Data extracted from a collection
== == ==

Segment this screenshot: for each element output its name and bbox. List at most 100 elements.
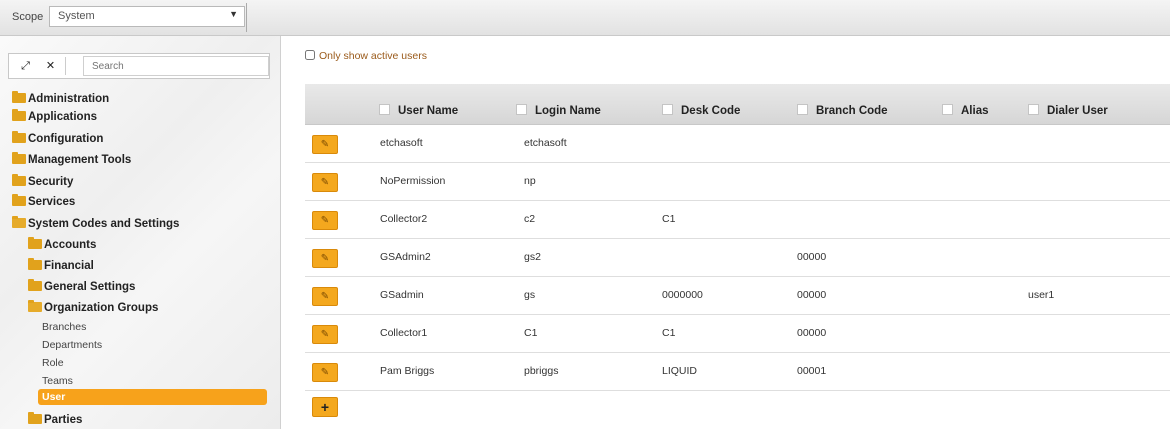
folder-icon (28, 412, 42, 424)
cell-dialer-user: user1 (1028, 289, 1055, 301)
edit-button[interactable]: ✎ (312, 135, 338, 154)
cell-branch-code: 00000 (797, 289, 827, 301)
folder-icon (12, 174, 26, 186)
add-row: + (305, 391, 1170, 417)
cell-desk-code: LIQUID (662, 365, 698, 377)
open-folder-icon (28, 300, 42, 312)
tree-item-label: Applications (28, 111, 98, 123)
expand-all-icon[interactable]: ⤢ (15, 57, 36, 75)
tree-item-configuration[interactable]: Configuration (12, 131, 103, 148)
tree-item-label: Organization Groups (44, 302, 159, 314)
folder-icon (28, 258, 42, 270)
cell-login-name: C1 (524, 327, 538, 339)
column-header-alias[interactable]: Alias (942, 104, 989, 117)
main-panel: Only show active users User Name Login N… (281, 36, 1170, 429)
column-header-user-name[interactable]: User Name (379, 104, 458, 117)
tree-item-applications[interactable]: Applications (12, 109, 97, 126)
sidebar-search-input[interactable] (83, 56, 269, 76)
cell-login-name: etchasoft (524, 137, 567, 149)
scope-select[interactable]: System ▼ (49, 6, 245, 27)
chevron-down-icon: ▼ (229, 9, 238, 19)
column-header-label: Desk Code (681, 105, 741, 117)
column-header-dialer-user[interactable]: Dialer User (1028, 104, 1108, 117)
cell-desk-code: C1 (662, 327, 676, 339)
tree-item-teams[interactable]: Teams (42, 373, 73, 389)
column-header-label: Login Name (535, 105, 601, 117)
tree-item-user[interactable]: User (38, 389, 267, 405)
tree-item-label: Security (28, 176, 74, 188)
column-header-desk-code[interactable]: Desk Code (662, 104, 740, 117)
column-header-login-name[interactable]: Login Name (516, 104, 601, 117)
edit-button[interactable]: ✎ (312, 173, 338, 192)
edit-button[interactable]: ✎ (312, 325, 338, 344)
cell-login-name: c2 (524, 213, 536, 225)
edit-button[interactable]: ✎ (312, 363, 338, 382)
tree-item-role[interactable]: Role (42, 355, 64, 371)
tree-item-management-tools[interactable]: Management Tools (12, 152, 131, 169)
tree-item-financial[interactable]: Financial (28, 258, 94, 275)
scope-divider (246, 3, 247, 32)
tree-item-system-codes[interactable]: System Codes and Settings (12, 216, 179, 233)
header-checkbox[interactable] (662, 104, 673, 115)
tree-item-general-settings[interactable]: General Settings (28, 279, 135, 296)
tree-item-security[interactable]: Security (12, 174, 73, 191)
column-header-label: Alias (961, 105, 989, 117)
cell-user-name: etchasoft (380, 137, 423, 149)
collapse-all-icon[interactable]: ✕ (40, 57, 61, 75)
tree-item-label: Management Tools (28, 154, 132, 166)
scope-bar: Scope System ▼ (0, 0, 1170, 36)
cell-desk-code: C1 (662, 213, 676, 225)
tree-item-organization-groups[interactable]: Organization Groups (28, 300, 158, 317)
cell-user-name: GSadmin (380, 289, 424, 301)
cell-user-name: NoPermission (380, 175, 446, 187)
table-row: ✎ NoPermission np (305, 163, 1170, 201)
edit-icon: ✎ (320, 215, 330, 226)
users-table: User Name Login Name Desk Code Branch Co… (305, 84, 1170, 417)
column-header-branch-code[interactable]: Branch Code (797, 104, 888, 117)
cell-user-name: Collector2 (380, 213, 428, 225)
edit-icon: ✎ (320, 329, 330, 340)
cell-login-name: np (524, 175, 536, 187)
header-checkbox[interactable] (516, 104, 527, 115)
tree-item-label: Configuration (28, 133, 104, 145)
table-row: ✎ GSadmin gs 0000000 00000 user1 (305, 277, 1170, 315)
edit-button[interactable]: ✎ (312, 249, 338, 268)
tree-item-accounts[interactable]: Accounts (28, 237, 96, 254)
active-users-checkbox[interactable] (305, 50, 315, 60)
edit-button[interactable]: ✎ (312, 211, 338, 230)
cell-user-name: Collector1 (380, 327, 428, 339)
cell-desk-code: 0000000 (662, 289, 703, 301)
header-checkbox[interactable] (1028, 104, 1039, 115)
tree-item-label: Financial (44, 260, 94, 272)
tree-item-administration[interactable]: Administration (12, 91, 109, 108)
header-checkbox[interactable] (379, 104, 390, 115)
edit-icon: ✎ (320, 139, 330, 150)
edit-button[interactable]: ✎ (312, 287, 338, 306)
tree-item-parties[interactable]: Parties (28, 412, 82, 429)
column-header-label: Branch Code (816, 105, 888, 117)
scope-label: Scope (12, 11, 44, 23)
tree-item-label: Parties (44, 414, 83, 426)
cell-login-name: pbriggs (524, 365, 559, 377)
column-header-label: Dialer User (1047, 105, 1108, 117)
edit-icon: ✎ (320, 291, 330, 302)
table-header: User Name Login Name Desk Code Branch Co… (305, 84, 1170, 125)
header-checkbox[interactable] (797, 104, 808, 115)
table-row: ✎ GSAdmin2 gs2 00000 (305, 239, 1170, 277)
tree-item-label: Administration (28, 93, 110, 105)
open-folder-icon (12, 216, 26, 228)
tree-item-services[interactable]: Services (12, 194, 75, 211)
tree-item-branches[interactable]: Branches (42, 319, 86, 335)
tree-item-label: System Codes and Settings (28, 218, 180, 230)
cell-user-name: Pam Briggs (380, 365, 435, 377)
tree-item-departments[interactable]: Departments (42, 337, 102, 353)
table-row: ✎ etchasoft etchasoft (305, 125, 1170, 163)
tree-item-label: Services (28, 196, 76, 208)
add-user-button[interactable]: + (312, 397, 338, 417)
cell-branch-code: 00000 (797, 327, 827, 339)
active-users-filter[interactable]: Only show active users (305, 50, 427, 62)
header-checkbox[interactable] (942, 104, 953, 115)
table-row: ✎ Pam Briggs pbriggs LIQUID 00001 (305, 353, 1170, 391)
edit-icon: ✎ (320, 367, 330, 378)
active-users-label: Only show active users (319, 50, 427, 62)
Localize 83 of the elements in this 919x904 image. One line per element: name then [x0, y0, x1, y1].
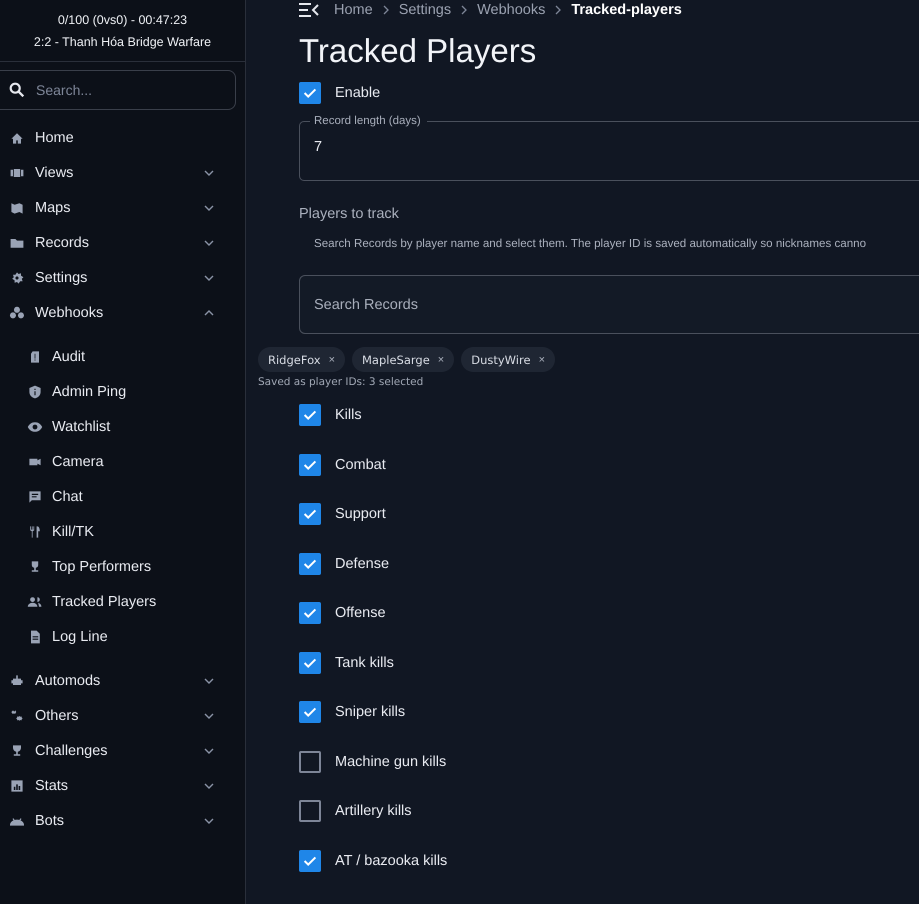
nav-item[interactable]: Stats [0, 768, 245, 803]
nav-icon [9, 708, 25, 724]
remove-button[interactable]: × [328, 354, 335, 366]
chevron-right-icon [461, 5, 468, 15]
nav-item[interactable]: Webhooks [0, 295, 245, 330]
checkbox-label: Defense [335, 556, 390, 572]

== == ==

◆ **Objective**:
Reproduce the stretch from the line containing "nav-item[interactable]: Stats [0, 768, 245, 803]" through the end of the records, keeping every line unchanged.

◆ **Written solution**:
nav-item[interactable]: Stats [0, 768, 245, 803]
nav-icon [9, 708, 25, 724]
remove-button[interactable]: × [328, 354, 335, 366]
chevron-right-icon [461, 5, 468, 15]
nav-item[interactable]: Webhooks [0, 295, 245, 330]
checkbox-label: Defense [335, 556, 390, 572]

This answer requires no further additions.